WHAT YOU SHOULD DO: Gather from the listing below each line that includes the word "status", and copy it.

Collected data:
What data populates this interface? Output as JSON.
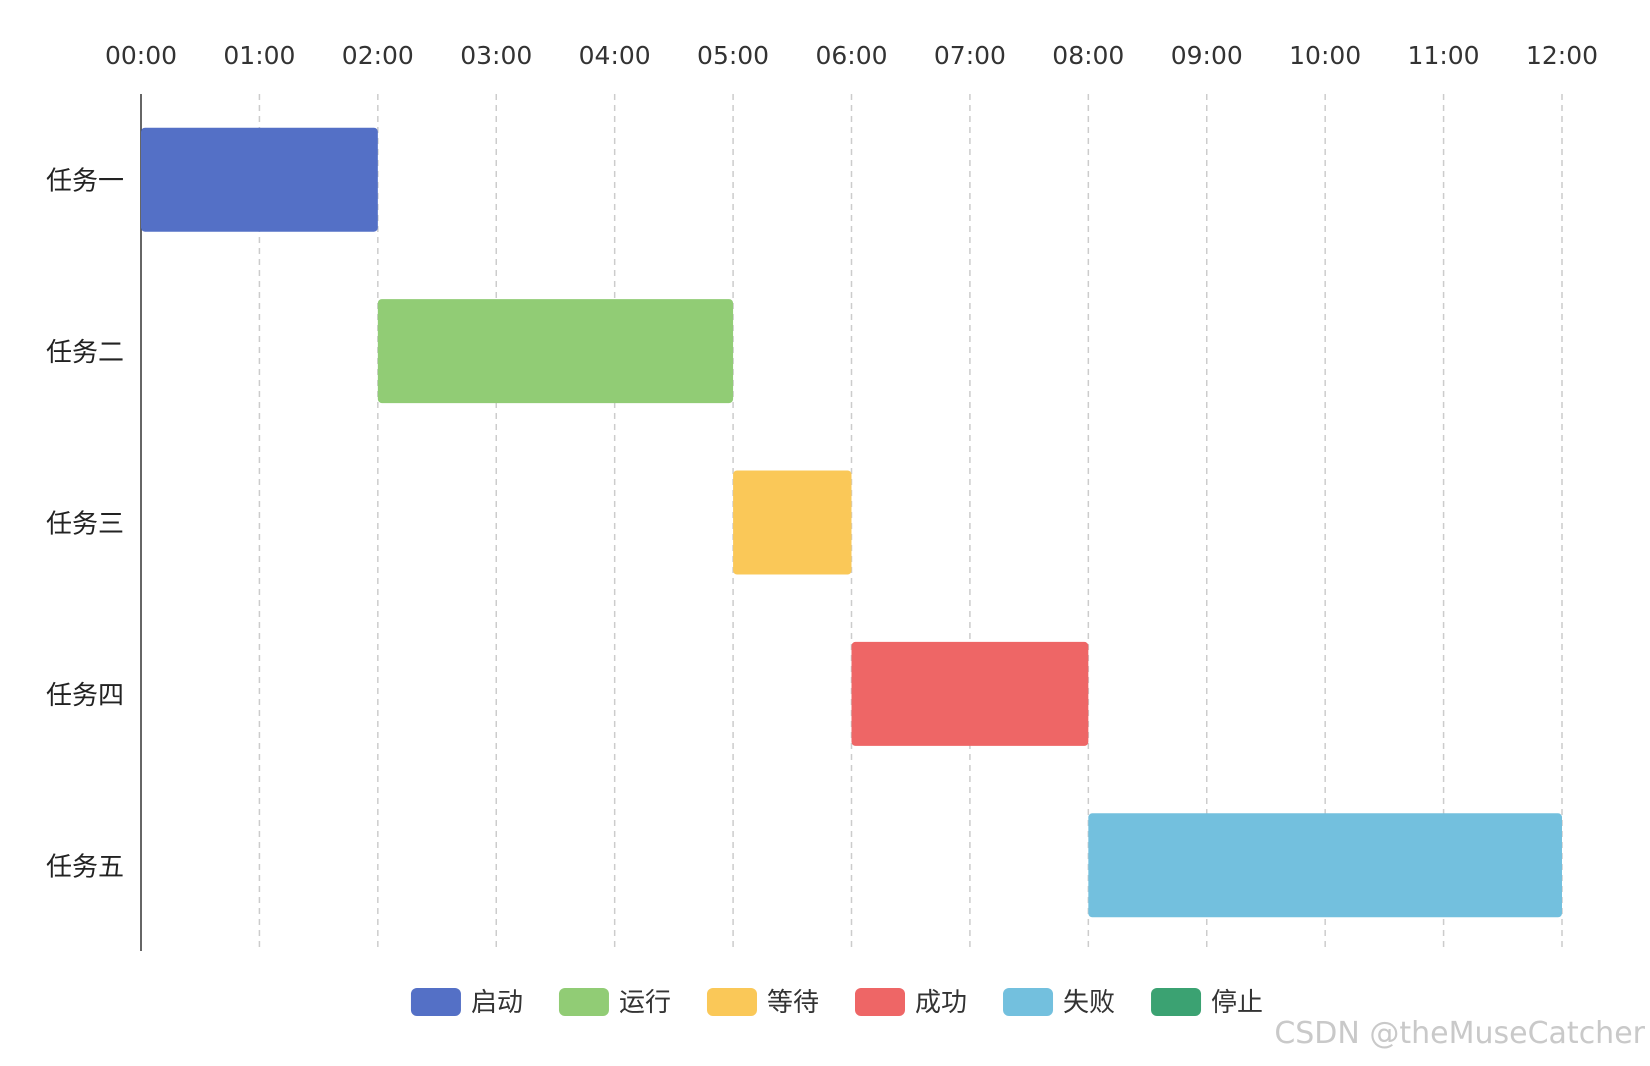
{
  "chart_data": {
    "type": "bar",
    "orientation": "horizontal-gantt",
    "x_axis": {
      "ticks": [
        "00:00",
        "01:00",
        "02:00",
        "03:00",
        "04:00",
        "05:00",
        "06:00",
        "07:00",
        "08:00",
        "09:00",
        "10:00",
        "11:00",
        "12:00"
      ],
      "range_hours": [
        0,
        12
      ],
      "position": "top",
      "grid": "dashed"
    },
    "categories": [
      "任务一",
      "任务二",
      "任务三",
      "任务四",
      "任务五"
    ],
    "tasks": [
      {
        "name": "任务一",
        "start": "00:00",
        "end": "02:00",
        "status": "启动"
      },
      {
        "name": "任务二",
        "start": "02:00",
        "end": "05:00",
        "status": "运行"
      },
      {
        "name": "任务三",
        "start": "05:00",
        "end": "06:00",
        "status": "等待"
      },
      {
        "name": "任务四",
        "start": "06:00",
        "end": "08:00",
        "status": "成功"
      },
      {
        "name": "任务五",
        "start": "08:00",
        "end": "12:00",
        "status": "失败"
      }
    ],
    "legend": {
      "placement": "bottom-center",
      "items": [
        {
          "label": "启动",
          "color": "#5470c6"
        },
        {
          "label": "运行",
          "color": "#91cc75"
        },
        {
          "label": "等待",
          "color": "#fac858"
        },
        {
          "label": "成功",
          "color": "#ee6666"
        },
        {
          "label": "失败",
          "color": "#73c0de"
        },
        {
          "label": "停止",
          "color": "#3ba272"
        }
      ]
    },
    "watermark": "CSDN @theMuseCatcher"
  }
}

RESPONSE TO THE TASK:
        "status": "启动"
        "status": "运行"
        "status": "等待"
        "status": "成功"
        "status": "失败"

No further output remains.